(Stored items)

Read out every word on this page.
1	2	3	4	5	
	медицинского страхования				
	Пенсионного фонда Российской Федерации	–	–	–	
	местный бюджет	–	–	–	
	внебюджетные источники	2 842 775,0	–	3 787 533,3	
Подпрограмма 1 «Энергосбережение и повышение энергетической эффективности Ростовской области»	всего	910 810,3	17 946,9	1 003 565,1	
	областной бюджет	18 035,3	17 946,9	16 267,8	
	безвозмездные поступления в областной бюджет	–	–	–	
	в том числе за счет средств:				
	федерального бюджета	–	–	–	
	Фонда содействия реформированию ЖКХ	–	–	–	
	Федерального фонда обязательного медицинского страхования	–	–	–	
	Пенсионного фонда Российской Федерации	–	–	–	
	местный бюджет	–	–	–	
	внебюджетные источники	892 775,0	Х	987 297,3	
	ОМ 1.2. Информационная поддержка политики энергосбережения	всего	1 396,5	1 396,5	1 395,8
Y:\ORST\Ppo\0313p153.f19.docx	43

[DO THIS]:
Track down every line with the word "всего" and copy it.

[WORKED ANSWER]:
Подпрограмма 1 «Энергосбережение и повышение энергетической эффективности Ростовской области»	всего	910 810,3	17 946,9	1 003 565,1	
	ОМ 1.2. Информационная поддержка политики энергосбережения	всего	1 396,5	1 396,5	1 395,8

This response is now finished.